### Aim of the task
Convert the entries below, starting with the line that contains "introduction-credit: Introduction by" and going on through the line that contains "document-page xyxy=(19,20,473,619)", into a Markdown table with the columns Row and Entry, skipping blank lines. Include only those lines.

□ □ □ □ □ □ □

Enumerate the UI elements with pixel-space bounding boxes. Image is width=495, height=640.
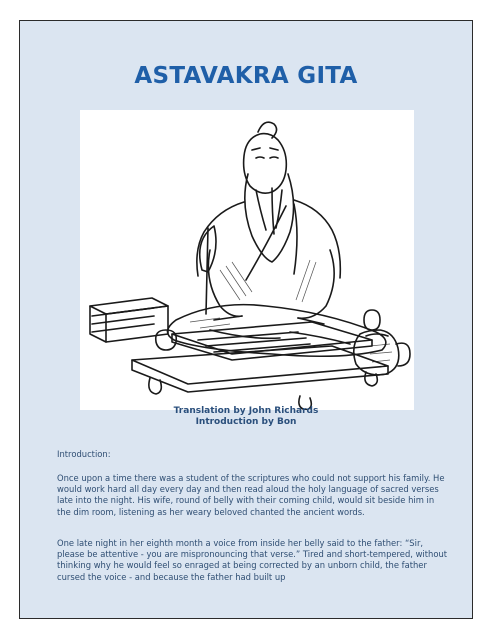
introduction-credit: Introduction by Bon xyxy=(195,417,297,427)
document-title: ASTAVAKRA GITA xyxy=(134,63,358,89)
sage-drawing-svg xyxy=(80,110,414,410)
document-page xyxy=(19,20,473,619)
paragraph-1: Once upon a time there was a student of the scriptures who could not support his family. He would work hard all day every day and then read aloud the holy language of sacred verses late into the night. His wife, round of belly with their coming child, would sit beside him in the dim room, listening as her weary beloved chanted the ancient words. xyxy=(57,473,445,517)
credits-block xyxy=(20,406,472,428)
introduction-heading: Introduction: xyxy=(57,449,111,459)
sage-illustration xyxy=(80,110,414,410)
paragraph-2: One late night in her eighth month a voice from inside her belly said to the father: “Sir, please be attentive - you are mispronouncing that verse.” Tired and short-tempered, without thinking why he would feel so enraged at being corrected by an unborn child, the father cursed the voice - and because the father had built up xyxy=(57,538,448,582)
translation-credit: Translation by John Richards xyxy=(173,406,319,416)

□ □ □ □ □ □ □

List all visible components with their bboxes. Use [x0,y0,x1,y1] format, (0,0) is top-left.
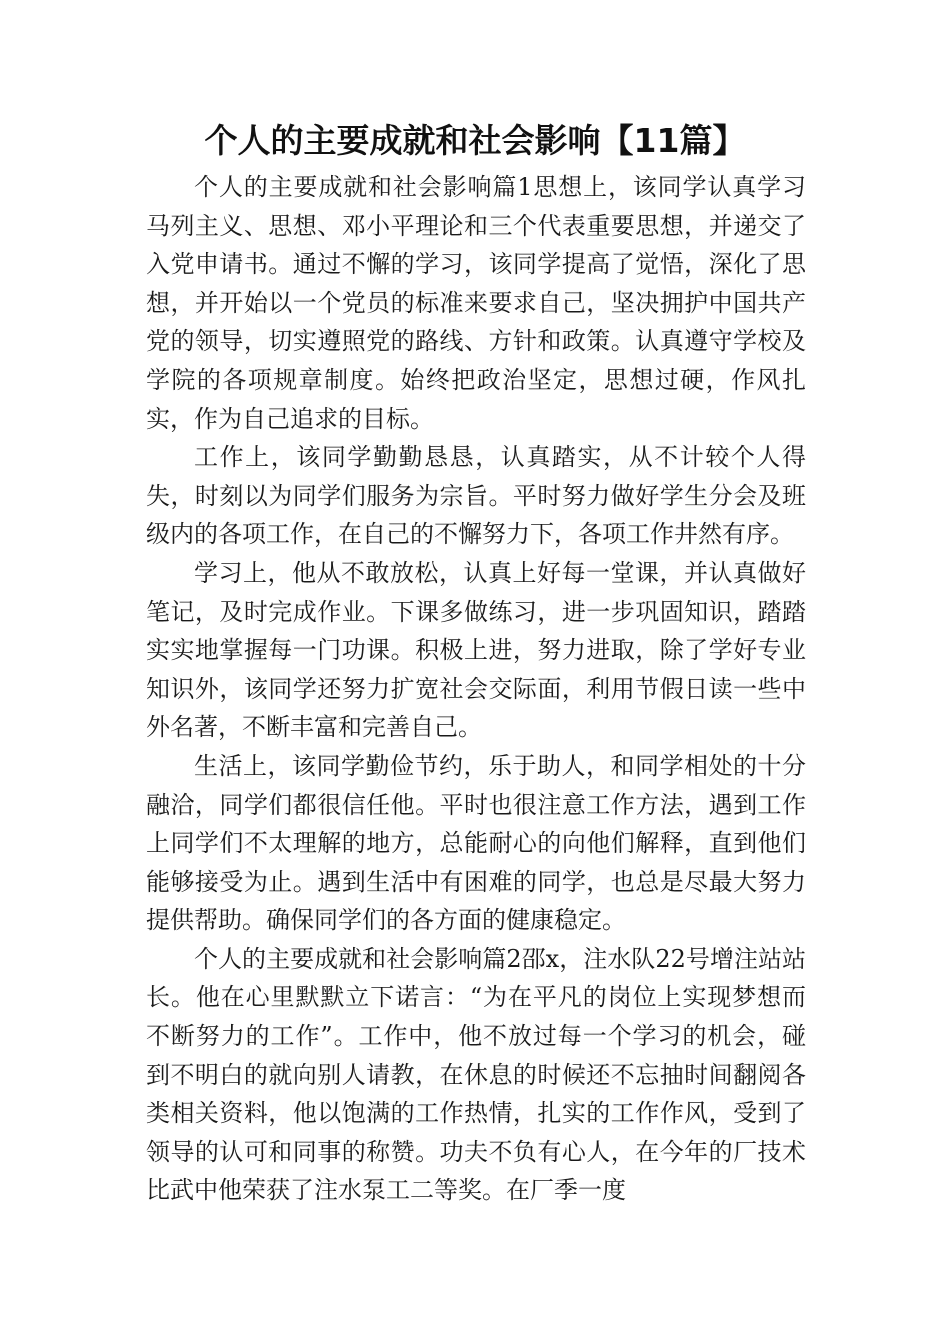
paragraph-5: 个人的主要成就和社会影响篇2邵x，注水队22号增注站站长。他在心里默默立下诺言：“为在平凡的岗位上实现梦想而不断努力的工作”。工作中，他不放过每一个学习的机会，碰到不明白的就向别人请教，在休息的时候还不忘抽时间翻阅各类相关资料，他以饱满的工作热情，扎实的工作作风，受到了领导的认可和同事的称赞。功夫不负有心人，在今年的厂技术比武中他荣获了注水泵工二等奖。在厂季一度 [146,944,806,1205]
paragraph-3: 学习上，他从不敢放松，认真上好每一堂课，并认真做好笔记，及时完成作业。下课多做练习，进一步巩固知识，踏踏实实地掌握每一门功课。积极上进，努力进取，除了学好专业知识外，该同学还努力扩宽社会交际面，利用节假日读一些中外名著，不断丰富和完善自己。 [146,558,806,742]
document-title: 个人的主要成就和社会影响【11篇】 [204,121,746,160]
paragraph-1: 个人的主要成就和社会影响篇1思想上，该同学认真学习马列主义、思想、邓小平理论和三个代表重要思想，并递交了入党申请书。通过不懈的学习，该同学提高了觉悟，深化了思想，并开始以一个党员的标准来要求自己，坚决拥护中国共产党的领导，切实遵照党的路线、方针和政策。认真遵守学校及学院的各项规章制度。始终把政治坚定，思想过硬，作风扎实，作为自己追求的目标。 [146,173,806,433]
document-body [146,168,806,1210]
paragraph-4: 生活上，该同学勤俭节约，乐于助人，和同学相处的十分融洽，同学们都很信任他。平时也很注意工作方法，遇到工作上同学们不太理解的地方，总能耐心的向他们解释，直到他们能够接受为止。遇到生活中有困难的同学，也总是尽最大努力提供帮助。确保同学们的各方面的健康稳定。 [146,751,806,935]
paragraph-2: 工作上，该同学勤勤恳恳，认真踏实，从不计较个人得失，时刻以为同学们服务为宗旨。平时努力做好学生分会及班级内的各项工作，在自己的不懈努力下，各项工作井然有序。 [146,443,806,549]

□ □ □ □ □ □ □

### Task response
| Row | Entry |
|---|---|
| 1 | introduction-credit: Introduction by Bon xyxy=(195,417,297,427) |
| 2 | document-title: ASTAVAKRA GITA xyxy=(134,63,358,89) |
| 3 | sage-drawing-svg xyxy=(80,110,414,410) |
| 4 | document-page xyxy=(19,20,473,619) |